-- start of DATASET --

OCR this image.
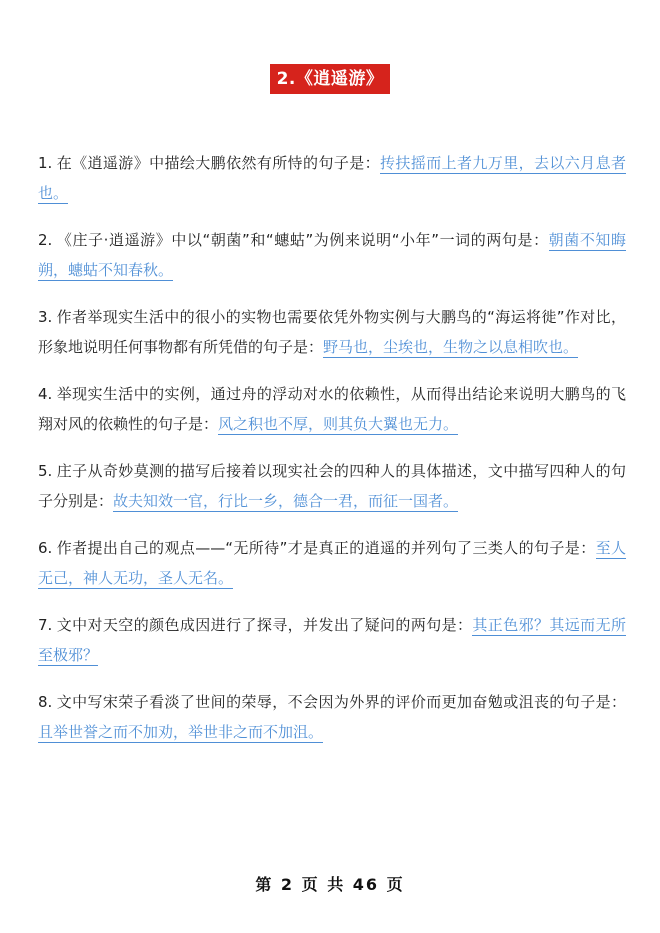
2.《逍遥游》

1. 在《逍遥游》中描绘大鹏依然有所恃的句子是：抟扶摇而上者九万里，去以六月息者也。

2. 《庄子·逍遥游》中以“朝菌”和“蟪蛄”为例来说明“小年”一词的两句是：朝菌不知晦朔，蟪蛄不知春秋。

3. 作者举现实生活中的很小的实物也需要依凭外物实例与大鹏鸟的“海运将徙”作对比，形象地说明任何事物都有所凭借的句子是：野马也，尘埃也，生物之以息相吹也。

4. 举现实生活中的实例，通过舟的浮动对水的依赖性，从而得出结论来说明大鹏鸟的飞翔对风的依赖性的句子是：风之积也不厚，则其负大翼也无力。

5. 庄子从奇妙莫测的描写后接着以现实社会的四种人的具体描述，文中描写四种人的句子分别是：故夫知效一官，行比一乡，德合一君，而征一国者。

6. 作者提出自己的观点——“无所待”才是真正的逍遥的并列句了三类人的句子是：至人无己，神人无功，圣人无名。

7. 文中对天空的颜色成因进行了探寻，并发出了疑问的两句是：其正色邪？其远而无所至极邪？

8. 文中写宋荣子看淡了世间的荣辱，不会因为外界的评价而更加奋勉或沮丧的句子是：且举世誉之而不加劝，举世非之而不加沮。

第 2 页 共 46 页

-- end of DATASET --

— WHAT IS REQUIRED —
Each line of the data should be quoted exactly, with pictures left out.

— EXERCISE OUTPUT —
OCR this image.
2.《逍遥游》

1. 在《逍遥游》中描绘大鹏依然有所恃的句子是：抟扶摇而上者九万里，去以六月息者也。

2. 《庄子·逍遥游》中以“朝菌”和“蟪蛄”为例来说明“小年”一词的两句是：朝菌不知晦朔，蟪蛄不知春秋。

3. 作者举现实生活中的很小的实物也需要依凭外物实例与大鹏鸟的“海运将徙”作对比，形象地说明任何事物都有所凭借的句子是：野马也，尘埃也，生物之以息相吹也。

4. 举现实生活中的实例，通过舟的浮动对水的依赖性，从而得出结论来说明大鹏鸟的飞翔对风的依赖性的句子是：风之积也不厚，则其负大翼也无力。

5. 庄子从奇妙莫测的描写后接着以现实社会的四种人的具体描述，文中描写四种人的句子分别是：故夫知效一官，行比一乡，德合一君，而征一国者。

6. 作者提出自己的观点——“无所待”才是真正的逍遥的并列句了三类人的句子是：至人无己，神人无功，圣人无名。

7. 文中对天空的颜色成因进行了探寻，并发出了疑问的两句是：其正色邪？其远而无所至极邪？

8. 文中写宋荣子看淡了世间的荣辱，不会因为外界的评价而更加奋勉或沮丧的句子是：且举世誉之而不加劝，举世非之而不加沮。

第 2 页 共 46 页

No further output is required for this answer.